| WHAT TO WORK ON |
Each record must be reproduced exactly as it is shown.
·····
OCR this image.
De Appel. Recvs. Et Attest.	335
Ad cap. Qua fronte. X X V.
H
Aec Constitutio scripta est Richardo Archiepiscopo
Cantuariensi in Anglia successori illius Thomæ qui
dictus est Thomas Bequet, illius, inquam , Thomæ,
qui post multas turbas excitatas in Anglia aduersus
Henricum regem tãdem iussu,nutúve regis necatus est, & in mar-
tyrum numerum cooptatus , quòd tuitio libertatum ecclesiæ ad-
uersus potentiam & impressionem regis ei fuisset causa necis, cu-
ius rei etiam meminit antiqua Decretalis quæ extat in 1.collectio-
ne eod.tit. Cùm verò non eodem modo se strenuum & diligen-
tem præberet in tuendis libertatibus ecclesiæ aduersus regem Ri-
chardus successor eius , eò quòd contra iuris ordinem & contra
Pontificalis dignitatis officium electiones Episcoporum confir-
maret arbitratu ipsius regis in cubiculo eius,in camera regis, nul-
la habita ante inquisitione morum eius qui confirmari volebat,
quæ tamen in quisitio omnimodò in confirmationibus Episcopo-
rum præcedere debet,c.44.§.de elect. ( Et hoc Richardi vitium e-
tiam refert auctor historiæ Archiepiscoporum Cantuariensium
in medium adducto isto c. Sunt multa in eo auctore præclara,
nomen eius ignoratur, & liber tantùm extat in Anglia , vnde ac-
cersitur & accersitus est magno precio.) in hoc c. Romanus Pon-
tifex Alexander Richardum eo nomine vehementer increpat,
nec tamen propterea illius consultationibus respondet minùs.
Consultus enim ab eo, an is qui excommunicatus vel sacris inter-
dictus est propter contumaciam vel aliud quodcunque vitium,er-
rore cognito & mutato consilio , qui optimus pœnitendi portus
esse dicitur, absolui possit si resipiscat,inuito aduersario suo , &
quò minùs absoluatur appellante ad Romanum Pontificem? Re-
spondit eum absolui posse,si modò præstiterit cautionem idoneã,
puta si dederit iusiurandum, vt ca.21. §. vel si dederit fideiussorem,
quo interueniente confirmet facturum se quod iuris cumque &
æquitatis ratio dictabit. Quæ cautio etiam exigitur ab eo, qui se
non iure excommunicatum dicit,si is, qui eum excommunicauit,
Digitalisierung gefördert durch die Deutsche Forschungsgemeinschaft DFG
·····
| COMPLETE OUTPUT |
OCR this image.
De Appel. Recvs. Et Attest.	335
Ad cap. Qua fronte. X X V.
H
Aec Constitutio scripta est Richardo Archiepiscopo
Cantuariensi in Anglia successori illius Thomæ qui
dictus est Thomas Bequet, illius, inquam , Thomæ,
qui post multas turbas excitatas in Anglia aduersus
Henricum regem tãdem iussu,nutúve regis necatus est, & in mar-
tyrum numerum cooptatus , quòd tuitio libertatum ecclesiæ ad-
uersus potentiam & impressionem regis ei fuisset causa necis, cu-
ius rei etiam meminit antiqua Decretalis quæ extat in 1.collectio-
ne eod.tit. Cùm verò non eodem modo se strenuum & diligen-
tem præberet in tuendis libertatibus ecclesiæ aduersus regem Ri-
chardus successor eius , eò quòd contra iuris ordinem & contra
Pontificalis dignitatis officium electiones Episcoporum confir-
maret arbitratu ipsius regis in cubiculo eius,in camera regis, nul-
la habita ante inquisitione morum eius qui confirmari volebat,
quæ tamen in quisitio omnimodò in confirmationibus Episcopo-
rum præcedere debet,c.44.§.de elect. ( Et hoc Richardi vitium e-
tiam refert auctor historiæ Archiepiscoporum Cantuariensium
in medium adducto isto c. Sunt multa in eo auctore præclara,
nomen eius ignoratur, & liber tantùm extat in Anglia , vnde ac-
cersitur & accersitus est magno precio.) in hoc c. Romanus Pon-
tifex Alexander Richardum eo nomine vehementer increpat,
nec tamen propterea illius consultationibus respondet minùs.
Consultus enim ab eo, an is qui excommunicatus vel sacris inter-
dictus est propter contumaciam vel aliud quodcunque vitium,er-
rore cognito & mutato consilio , qui optimus pœnitendi portus
esse dicitur, absolui possit si resipiscat,inuito aduersario suo , &
quò minùs absoluatur appellante ad Romanum Pontificem? Re-
spondit eum absolui posse,si modò præstiterit cautionem idoneã,
puta si dederit iusiurandum, vt ca.21. §. vel si dederit fideiussorem,
quo interueniente confirmet facturum se quod iuris cumque &
æquitatis ratio dictabit. Quæ cautio etiam exigitur ab eo, qui se
non iure excommunicatum dicit,si is, qui eum excommunicauit,
Digitalisierung gefördert durch die Deutsche Forschungsgemeinschaft DFG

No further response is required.